## EXERCISE AIM
Wherever "COATING" appears in a line, copy that line.

(Dataset entries)
....................

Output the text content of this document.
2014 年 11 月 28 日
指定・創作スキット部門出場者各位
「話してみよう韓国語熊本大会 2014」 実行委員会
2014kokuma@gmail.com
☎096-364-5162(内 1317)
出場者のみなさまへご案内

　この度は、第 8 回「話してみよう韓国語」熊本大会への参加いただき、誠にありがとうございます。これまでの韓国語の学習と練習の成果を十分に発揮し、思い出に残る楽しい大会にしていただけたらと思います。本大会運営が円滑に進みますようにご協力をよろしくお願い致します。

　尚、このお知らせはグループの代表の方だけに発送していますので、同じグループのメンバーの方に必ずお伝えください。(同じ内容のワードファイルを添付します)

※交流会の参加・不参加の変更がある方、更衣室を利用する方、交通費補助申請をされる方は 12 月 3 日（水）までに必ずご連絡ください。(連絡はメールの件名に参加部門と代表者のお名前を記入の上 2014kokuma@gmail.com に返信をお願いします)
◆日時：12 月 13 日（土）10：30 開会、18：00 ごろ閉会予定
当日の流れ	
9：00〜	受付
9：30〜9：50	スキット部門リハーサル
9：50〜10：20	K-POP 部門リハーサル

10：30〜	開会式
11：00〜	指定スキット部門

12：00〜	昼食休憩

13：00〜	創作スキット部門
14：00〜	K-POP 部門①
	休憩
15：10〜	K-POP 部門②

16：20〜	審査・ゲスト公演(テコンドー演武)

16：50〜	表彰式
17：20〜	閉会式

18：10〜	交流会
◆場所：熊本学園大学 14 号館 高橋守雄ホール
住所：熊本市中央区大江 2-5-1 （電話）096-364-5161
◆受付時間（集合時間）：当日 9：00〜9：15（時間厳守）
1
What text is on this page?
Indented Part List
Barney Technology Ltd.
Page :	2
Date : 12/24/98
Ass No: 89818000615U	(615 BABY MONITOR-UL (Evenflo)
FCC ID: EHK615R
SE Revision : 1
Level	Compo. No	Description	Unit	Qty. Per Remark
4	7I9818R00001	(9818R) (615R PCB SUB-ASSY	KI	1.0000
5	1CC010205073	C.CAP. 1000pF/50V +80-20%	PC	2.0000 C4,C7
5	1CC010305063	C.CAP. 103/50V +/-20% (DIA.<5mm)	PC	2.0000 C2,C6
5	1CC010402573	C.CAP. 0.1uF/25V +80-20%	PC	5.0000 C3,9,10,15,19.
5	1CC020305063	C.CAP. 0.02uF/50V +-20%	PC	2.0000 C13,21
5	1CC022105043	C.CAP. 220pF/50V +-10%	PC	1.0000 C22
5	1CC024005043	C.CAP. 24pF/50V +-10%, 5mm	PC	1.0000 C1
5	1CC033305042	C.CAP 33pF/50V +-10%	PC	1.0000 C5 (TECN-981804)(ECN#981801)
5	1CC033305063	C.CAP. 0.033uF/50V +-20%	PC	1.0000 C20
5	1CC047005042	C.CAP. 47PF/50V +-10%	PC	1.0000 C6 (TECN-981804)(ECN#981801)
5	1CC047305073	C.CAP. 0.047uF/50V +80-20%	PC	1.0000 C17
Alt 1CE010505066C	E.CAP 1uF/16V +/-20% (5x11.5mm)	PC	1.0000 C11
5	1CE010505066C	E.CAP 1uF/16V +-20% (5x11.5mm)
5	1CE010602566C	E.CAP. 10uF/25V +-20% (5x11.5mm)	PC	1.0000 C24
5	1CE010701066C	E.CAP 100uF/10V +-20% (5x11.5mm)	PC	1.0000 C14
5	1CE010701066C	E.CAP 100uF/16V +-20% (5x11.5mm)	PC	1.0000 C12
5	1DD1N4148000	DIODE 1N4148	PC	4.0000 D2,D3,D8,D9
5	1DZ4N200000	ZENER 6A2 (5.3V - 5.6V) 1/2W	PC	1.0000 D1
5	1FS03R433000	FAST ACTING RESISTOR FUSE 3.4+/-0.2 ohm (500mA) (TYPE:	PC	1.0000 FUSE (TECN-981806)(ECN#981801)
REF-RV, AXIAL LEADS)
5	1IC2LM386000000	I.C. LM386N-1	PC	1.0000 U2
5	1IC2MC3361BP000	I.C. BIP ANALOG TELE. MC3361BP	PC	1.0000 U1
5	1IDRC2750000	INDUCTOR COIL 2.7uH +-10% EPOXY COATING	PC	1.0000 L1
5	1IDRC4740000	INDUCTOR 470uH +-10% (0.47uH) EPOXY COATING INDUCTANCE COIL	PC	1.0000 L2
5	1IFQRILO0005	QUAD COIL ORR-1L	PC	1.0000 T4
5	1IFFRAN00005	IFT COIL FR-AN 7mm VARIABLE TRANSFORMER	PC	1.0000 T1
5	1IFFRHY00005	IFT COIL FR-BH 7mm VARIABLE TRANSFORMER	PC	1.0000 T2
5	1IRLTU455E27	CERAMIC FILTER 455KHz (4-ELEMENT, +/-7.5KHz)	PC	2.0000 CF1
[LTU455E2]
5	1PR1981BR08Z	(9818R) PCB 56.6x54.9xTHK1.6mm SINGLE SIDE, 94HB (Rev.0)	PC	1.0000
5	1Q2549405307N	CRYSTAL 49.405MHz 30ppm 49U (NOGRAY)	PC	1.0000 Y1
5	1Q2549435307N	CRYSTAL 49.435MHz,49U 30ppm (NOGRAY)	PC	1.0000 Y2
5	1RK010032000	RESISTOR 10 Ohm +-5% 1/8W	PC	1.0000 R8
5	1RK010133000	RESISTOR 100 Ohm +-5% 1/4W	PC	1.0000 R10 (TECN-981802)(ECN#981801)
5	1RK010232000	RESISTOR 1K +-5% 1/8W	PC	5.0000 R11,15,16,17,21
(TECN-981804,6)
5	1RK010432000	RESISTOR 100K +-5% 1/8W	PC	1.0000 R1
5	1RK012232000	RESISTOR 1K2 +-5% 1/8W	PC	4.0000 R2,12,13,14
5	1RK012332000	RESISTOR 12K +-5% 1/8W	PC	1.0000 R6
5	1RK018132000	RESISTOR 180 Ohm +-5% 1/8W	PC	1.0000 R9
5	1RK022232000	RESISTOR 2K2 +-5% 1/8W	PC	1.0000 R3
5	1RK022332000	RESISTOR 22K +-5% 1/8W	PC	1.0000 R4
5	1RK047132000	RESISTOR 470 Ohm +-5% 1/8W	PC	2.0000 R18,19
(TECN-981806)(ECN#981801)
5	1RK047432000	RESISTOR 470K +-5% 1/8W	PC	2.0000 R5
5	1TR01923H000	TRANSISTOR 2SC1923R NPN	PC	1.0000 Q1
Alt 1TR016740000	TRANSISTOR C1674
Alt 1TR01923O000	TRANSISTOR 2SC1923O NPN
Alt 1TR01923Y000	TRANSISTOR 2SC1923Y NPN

....................

## CORRECT RESULT
5	1IDRC2750000	INDUCTOR COIL 2.7uH +-10% EPOXY COATING	PC	1.0000 L1
5	1IDRC4740000	INDUCTOR 470uH +-10% (0.47uH) EPOXY COATING INDUCTANCE COIL	PC	1.0000 L2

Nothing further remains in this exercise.